## PROBLEM DETAILS
Locate and copy each line in the data that contains the word "Pitches".

## Excerpts from a figure dataset

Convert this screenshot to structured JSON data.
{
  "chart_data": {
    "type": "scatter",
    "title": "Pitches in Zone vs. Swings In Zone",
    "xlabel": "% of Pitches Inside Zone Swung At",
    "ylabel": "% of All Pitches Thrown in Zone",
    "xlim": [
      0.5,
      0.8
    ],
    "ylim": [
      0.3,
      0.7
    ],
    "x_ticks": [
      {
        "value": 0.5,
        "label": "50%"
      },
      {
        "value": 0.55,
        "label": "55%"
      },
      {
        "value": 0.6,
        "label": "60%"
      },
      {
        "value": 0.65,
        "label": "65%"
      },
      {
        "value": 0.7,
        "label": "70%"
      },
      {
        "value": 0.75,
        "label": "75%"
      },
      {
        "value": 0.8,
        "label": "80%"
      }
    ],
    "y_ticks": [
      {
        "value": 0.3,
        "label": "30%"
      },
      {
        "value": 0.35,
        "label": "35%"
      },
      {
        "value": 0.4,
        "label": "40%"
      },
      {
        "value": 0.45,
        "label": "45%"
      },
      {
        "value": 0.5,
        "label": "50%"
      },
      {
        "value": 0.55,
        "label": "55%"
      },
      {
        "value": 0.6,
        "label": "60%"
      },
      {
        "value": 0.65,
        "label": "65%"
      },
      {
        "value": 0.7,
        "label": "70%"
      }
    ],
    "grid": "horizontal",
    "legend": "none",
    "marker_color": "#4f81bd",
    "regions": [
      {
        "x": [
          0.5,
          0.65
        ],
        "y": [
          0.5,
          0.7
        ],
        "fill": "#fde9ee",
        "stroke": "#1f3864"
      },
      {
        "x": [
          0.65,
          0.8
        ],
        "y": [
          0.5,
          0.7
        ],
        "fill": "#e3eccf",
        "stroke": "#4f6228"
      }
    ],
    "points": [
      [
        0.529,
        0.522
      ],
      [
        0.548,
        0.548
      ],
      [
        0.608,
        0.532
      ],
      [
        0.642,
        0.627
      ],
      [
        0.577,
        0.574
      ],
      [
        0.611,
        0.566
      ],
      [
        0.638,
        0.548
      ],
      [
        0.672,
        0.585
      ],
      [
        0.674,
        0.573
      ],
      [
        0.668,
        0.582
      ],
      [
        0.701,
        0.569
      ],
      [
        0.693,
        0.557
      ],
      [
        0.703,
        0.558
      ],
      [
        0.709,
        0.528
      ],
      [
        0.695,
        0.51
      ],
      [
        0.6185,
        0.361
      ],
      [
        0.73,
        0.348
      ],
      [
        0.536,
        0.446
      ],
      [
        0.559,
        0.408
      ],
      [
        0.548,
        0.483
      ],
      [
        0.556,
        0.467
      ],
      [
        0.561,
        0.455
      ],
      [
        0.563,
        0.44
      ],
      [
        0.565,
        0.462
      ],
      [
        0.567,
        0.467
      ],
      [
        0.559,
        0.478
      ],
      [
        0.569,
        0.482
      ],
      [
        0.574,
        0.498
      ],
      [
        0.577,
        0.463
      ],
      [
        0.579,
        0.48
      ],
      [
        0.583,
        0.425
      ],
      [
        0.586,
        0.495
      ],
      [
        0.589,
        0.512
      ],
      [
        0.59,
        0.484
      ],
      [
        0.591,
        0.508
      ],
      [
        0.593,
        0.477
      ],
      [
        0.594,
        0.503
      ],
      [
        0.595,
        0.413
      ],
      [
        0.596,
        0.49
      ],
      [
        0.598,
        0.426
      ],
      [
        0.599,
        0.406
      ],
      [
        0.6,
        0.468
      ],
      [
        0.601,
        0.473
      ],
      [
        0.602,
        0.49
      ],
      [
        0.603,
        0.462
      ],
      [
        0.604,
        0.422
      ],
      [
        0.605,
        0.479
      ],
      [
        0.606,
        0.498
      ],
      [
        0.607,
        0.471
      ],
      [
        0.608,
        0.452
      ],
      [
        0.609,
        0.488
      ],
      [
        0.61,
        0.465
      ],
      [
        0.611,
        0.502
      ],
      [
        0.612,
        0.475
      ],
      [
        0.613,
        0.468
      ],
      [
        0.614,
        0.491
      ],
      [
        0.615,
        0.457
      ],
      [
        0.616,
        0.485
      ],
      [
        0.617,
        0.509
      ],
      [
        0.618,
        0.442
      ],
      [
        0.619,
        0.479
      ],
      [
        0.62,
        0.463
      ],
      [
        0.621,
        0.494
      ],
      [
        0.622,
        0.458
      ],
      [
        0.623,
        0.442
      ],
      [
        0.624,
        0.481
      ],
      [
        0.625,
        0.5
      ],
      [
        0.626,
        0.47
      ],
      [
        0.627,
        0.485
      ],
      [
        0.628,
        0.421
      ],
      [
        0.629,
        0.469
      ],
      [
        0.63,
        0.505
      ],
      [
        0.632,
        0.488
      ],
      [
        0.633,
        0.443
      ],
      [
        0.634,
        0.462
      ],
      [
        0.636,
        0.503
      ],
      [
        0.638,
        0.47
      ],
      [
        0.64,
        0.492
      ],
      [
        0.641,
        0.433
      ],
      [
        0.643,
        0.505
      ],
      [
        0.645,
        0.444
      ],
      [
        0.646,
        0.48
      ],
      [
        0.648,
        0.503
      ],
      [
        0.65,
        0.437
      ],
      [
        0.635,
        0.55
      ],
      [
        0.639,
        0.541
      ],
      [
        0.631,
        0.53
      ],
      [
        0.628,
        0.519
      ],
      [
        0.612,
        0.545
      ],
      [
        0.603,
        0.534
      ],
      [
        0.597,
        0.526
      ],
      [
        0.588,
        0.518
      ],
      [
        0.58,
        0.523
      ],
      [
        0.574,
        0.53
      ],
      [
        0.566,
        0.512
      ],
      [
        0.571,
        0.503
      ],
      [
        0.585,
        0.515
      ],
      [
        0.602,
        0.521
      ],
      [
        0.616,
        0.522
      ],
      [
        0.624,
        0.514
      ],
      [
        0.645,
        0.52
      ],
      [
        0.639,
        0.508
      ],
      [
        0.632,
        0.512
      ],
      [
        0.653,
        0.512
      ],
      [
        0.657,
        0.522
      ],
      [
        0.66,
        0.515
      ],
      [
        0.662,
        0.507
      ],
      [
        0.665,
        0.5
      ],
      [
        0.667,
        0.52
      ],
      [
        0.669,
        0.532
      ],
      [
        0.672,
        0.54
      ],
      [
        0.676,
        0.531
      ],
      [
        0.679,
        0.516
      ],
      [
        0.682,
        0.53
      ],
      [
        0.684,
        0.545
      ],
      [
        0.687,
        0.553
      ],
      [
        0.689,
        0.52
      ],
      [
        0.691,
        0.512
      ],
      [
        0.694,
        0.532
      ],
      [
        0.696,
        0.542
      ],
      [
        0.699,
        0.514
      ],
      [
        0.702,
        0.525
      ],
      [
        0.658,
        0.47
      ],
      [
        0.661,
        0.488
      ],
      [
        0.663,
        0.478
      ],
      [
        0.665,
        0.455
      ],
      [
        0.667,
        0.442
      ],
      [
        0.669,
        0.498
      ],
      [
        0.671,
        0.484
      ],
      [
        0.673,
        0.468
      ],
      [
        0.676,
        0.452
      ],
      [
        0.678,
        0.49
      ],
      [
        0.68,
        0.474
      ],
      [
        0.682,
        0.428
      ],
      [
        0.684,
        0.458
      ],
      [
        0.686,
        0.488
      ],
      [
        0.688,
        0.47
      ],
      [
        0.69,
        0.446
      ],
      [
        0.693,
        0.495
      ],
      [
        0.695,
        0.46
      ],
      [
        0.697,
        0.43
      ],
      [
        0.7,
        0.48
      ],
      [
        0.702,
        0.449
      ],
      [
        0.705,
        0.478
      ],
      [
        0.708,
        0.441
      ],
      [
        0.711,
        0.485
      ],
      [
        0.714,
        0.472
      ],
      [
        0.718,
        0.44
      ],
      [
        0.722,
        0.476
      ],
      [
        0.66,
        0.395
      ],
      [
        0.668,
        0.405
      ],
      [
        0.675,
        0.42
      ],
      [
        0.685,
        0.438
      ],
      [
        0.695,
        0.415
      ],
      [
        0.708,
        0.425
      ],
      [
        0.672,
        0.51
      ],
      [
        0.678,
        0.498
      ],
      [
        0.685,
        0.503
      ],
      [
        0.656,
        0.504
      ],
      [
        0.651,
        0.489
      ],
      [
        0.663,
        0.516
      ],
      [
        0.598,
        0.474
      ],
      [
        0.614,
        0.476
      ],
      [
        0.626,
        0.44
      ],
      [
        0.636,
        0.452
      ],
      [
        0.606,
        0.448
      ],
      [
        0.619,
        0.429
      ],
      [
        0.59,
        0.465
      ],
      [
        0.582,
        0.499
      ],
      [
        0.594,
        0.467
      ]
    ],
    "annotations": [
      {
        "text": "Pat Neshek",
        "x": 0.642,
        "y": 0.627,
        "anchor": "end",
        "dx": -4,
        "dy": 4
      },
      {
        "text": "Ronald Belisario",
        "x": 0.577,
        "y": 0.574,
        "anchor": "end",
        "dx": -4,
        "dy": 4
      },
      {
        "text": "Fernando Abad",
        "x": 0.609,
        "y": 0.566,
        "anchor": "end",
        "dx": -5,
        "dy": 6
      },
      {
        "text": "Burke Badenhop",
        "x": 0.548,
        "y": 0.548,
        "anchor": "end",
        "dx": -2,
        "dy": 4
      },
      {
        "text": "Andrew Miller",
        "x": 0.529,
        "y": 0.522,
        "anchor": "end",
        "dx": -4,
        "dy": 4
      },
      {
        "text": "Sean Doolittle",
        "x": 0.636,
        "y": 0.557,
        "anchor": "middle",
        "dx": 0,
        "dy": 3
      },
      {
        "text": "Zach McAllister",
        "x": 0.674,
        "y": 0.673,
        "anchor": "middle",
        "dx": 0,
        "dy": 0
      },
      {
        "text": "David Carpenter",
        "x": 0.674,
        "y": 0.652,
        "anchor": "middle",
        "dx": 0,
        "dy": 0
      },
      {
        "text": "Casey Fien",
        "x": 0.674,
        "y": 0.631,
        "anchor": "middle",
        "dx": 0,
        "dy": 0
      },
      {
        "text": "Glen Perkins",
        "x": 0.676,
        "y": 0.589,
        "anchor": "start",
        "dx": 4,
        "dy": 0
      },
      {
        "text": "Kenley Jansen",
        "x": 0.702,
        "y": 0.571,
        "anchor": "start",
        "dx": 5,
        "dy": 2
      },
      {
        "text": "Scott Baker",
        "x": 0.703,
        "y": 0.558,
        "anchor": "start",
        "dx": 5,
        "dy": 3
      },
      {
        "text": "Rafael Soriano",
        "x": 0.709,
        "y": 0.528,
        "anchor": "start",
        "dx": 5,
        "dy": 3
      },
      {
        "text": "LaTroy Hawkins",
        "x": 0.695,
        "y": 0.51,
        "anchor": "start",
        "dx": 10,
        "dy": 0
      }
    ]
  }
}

## EXERCISE OUTPUT
    "title": "Pitches in Zone vs. Swings In Zone",
    "xlabel": "% of Pitches Inside Zone Swung At",
    "ylabel": "% of All Pitches Thrown in Zone",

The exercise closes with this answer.